### SELECTED TEXT
■ ■ ■

Example of using Terrier to index a TREC collection

Below, we give an example of using Terrier, in order to index WT2G, a standard TREC test collection. We assume that the operating system is Linux, and that the collection, along with the topics and the relevance assessments, is stored in the directory /local/ir.collections2/WT2G/.

#goto the terrier folder
cd terrier

#get terrier setup for using a trec collection
bin/trec_setup.sh /local/ir.collections2/WT2G/

#rebuild the collection.spec file correctly
find /local/ir.collections2/WT2G/ -type f | grep -v info > etc/collection.spec

#use In_expB2 DFR model for querying
echo uk.ac.gla.terrier.matching.models.In_expB2 > etc/trec.models

#use this file for the topcis
echo /local/ir.collections2/WT2G/info/info/topics.401-450.gz >> etc/trec.topics.list

#use this file for query relevance assessments
echo /local/ir.collections2/WT2G/info/qrels.trec8.small_web.gz >> etc/trec.qrels

#index the collection
bin/trec_terrier.sh -i

#add the language modelling indices
bin/trec_terrier.sh -i -l

#run the topics, with suggested c value 10.99 (see weighting_models.txt)
bin/trec_terrier.sh -r -c 10.99
#run topics again with query expansion enabled
bin/trec_terrier.sh -r -q -c 10.99
#run topics again, using language modelling instead of statistical models
bin/trec_terrier.sh -r -l

#evaluate the results in var/results/
bin/trec_terrier.sh -e

#display the Mean Average Precision
tail -1 var/results/*.eval
#MAP should be 
#PL2 Average Precision: 0.3140

■ ■ ■

### REQUIRED WORK
(a) Copy the Terrier indexing example above from "#use this file for the" to "10.99 (see weighting_models.txt)".
(b) In the Terrier indexing example, which DFR model is set for querying?

### DATASET CONTENT
■ ■ ■

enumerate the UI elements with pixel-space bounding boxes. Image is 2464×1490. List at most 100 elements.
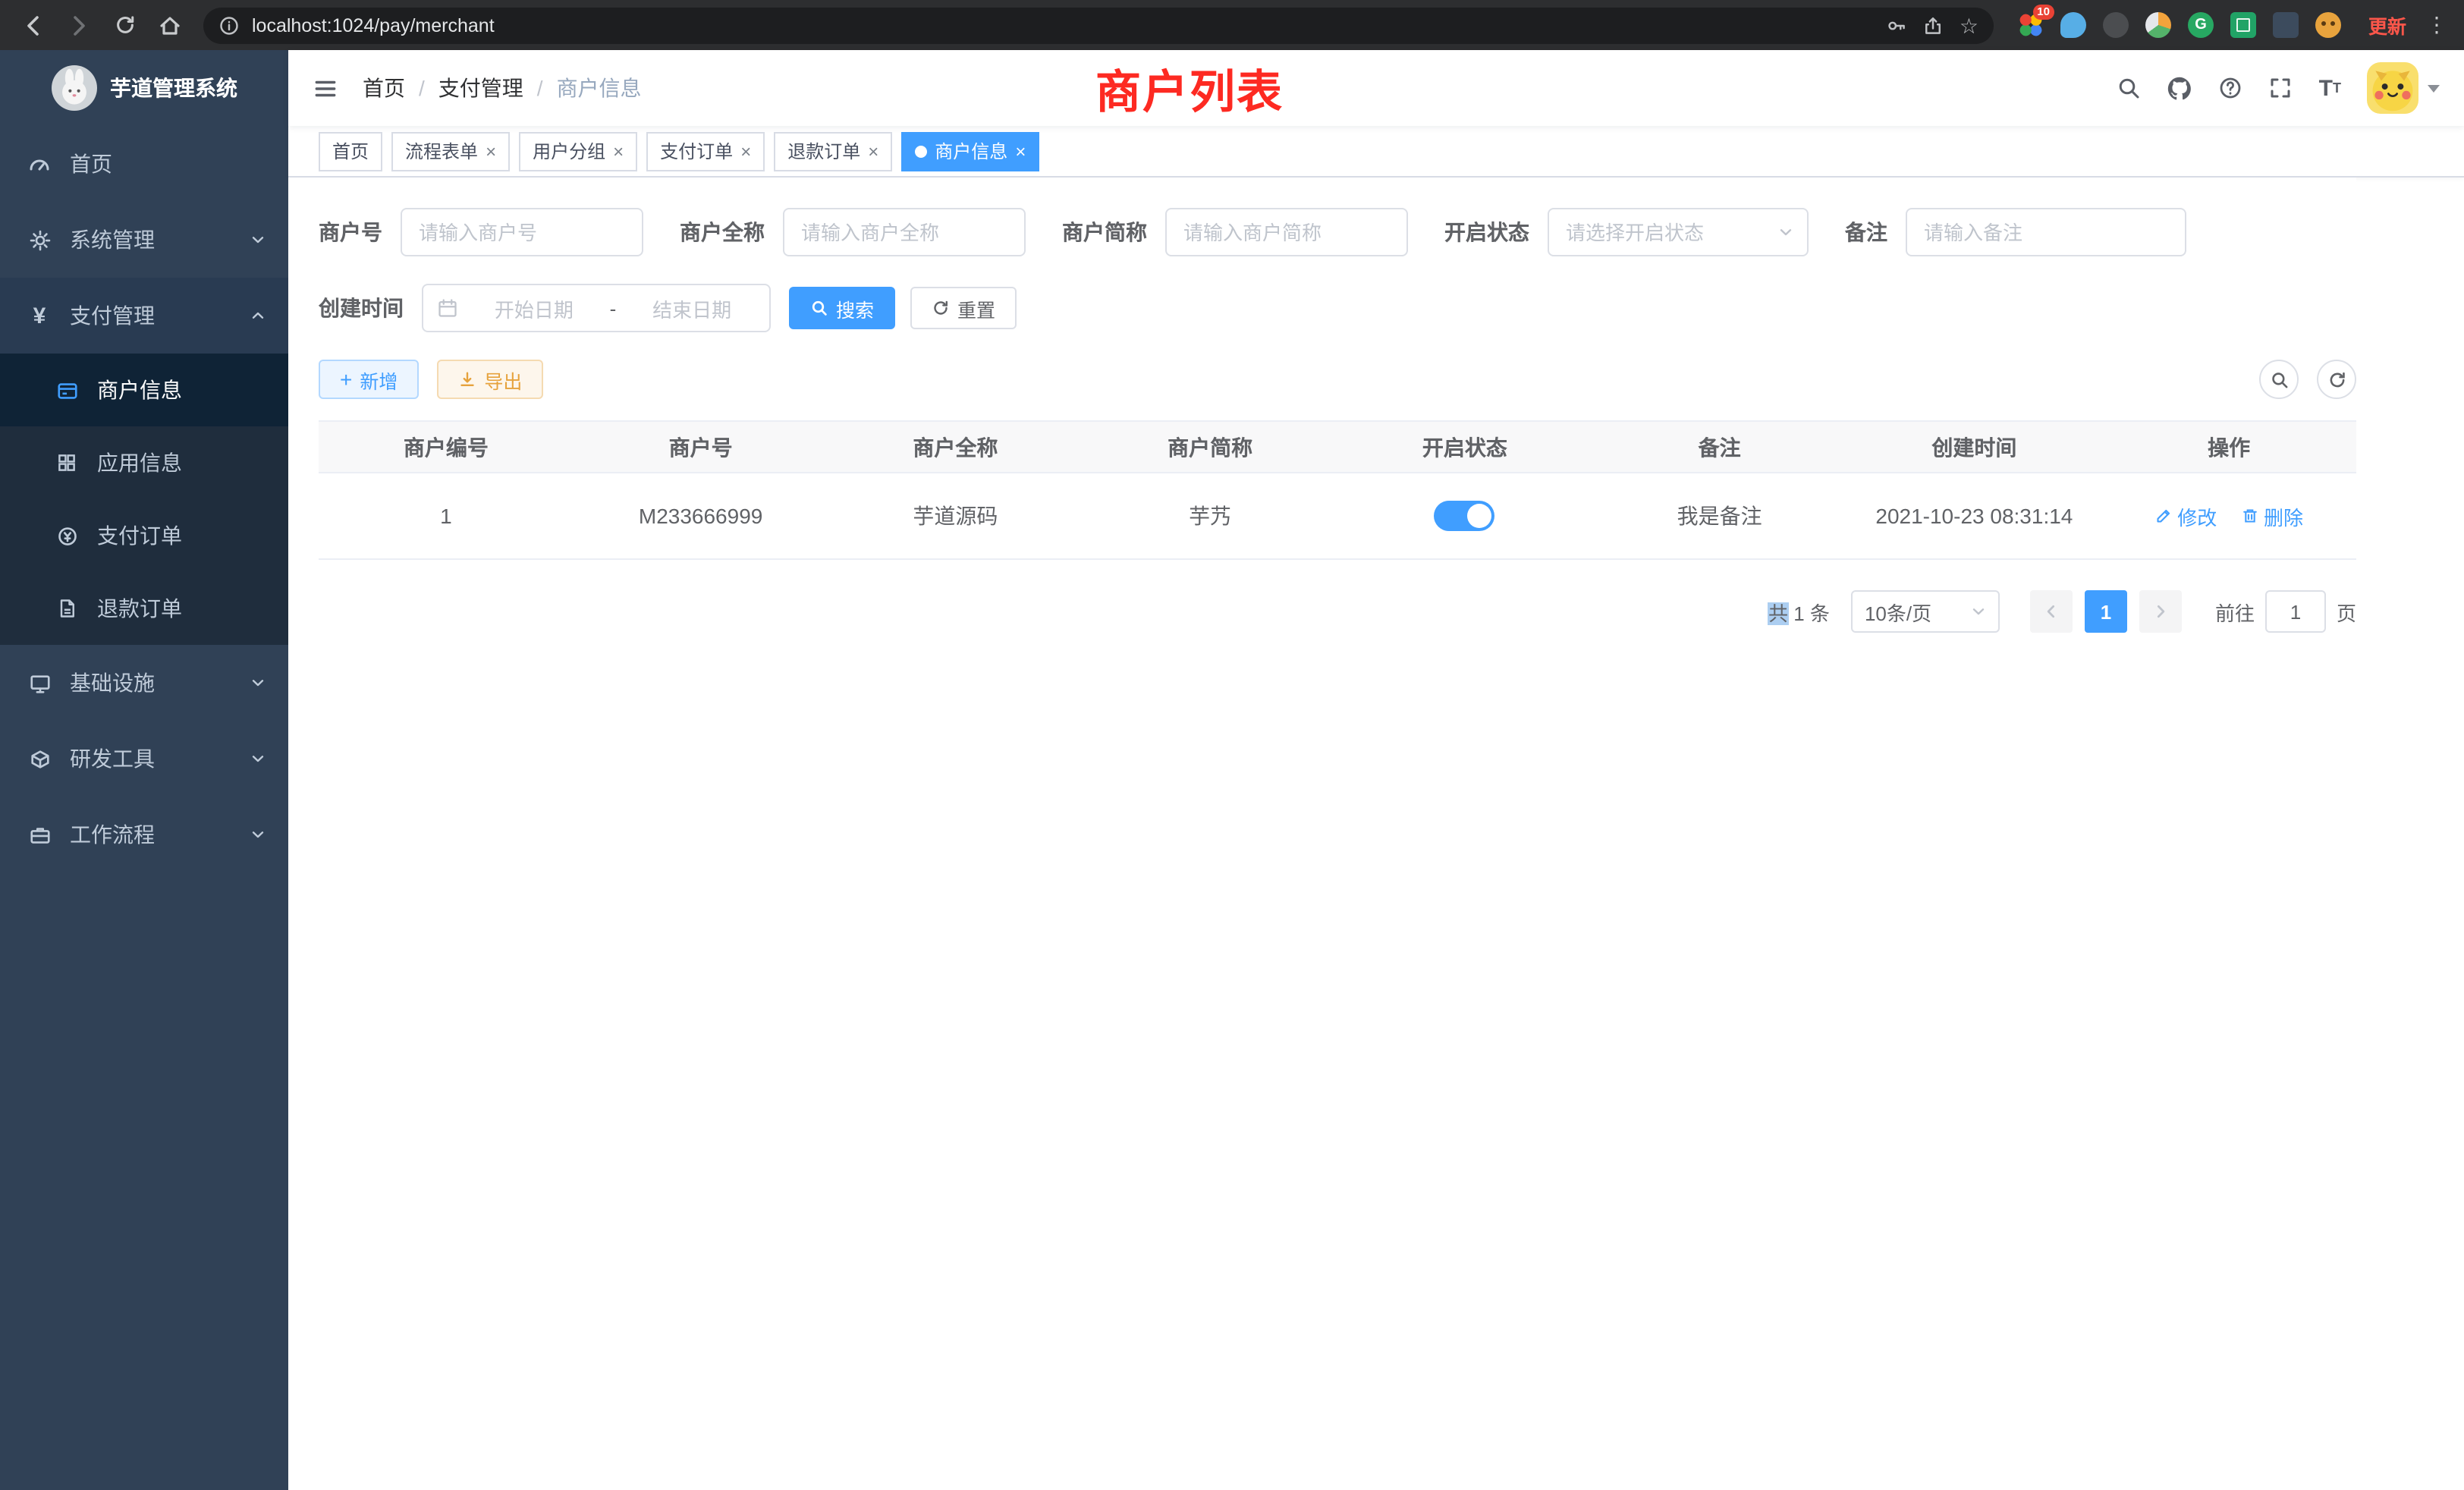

■ ■ ■

### ANSWERS
(a)
#use this file for the topcis
echo /local/ir.collections2/WT2G/info/info/topics.401-450.gz >> etc/trec.topics.list

#use this file for query relevance assessments
echo /local/ir.collections2/WT2G/info/qrels.trec8.small_web.gz >> etc/trec.qrels

#index the collection
bin/trec_terrier.sh -i

#add the language modelling indices
bin/trec_terrier.sh -i -l

#run the topics, with suggested c value 10.99 (see weighting_models.txt)

(b) In_expB2